→ **Records**:
+ + + + + + +

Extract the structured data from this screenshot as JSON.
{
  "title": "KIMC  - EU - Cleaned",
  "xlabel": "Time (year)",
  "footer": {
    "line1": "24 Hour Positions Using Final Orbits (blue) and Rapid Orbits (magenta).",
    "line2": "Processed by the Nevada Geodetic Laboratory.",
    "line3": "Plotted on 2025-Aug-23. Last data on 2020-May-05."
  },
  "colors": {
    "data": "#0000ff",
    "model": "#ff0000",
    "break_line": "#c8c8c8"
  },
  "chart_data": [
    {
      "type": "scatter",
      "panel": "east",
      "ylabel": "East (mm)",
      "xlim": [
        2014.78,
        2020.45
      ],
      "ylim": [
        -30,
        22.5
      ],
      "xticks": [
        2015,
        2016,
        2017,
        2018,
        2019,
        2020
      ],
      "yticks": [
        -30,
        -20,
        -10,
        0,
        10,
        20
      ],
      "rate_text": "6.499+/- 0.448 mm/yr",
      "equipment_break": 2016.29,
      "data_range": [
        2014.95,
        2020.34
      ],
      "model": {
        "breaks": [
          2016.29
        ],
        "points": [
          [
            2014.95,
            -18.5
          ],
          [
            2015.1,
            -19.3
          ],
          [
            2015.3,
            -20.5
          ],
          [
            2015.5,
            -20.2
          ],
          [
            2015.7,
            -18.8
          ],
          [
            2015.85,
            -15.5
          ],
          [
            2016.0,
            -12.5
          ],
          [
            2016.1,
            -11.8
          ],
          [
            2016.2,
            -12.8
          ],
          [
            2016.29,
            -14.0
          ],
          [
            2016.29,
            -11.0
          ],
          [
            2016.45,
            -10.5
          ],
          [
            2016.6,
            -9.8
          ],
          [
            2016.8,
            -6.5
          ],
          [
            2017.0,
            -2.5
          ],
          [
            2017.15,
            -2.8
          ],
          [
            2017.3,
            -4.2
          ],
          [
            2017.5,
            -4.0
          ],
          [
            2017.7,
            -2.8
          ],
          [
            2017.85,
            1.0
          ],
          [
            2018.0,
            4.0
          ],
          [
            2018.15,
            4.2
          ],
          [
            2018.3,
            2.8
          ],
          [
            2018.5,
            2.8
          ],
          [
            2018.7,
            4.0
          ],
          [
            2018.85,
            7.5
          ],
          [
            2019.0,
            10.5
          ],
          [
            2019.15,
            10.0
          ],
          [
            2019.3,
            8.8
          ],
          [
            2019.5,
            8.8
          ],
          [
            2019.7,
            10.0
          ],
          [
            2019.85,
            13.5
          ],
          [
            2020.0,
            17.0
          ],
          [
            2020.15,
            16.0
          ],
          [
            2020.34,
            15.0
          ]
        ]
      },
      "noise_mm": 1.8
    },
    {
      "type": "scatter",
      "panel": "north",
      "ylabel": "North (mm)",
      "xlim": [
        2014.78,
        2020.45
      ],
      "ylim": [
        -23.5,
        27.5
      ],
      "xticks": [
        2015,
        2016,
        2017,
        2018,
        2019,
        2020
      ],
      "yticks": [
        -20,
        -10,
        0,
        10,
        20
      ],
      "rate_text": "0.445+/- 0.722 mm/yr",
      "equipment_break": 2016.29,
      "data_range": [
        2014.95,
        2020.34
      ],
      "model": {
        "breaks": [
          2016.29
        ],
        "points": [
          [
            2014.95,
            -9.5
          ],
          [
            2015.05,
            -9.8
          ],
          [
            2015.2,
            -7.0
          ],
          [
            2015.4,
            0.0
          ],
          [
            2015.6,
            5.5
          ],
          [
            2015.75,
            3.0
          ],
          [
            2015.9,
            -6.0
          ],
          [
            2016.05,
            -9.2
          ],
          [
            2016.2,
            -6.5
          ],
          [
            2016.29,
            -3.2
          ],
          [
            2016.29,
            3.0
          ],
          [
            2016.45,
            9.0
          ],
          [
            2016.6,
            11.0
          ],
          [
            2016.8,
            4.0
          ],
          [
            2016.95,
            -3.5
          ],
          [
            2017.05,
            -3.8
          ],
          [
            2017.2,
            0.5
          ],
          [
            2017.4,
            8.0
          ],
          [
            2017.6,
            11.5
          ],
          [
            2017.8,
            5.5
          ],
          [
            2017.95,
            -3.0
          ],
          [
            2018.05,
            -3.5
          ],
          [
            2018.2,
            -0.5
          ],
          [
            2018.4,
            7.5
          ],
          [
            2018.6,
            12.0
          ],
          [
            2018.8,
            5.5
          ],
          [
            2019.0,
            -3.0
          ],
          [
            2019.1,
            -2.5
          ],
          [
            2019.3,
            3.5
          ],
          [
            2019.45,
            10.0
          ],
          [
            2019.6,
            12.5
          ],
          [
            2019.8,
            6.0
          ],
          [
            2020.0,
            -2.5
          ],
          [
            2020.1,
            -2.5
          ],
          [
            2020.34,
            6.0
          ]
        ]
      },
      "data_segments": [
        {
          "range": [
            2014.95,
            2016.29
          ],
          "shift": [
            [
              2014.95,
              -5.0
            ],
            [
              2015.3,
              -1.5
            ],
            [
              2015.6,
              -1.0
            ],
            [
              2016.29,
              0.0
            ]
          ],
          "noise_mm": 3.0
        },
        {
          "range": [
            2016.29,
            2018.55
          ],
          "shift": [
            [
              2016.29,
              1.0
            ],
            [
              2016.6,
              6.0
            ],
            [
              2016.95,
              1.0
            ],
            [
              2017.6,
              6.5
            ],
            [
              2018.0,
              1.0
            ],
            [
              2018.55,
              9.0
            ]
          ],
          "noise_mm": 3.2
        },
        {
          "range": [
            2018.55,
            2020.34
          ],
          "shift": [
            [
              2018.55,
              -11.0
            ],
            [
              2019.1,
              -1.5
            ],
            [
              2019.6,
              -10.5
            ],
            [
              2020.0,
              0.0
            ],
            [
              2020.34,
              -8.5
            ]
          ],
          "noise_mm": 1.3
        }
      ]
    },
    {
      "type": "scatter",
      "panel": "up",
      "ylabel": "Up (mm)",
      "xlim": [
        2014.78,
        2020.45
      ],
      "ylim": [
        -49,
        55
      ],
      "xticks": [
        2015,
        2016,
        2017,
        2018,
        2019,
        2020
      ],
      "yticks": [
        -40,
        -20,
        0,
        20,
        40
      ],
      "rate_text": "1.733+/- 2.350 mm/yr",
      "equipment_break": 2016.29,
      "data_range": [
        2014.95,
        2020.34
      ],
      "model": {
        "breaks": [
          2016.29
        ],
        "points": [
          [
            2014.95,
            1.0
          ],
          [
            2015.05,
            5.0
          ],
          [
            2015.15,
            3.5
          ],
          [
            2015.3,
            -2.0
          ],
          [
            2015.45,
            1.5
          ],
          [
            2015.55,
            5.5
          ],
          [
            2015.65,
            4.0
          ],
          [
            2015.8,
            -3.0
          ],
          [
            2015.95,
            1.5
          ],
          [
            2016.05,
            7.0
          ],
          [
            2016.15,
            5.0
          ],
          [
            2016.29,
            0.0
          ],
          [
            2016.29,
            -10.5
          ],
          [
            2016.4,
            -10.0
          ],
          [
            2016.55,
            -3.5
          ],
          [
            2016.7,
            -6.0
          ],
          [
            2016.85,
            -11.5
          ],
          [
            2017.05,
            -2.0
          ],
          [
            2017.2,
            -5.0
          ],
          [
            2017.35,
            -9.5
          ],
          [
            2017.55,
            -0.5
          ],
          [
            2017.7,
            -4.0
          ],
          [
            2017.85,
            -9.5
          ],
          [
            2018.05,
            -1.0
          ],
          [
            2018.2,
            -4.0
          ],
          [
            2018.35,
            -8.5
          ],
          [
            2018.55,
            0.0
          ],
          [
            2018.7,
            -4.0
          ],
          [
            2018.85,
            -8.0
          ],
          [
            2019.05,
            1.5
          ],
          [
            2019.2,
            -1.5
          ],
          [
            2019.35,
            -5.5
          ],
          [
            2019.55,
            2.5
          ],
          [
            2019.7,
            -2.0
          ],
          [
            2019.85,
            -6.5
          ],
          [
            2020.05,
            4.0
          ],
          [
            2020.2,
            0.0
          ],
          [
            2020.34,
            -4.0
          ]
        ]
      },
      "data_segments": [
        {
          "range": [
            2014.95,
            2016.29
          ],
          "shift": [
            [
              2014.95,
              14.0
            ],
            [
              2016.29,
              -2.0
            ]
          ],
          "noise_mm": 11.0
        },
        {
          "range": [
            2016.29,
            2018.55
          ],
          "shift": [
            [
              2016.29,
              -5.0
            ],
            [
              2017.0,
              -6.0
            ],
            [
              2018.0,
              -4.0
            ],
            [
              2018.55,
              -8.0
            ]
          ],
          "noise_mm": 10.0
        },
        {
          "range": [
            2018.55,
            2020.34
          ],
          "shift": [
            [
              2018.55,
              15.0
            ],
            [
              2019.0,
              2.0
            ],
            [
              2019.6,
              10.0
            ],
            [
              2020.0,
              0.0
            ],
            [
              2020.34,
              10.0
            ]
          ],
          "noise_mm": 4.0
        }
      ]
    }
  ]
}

+ + + + + + +

Give the count of lines in the records that contain "ylabel", and no other text.

→ **Task response**: 3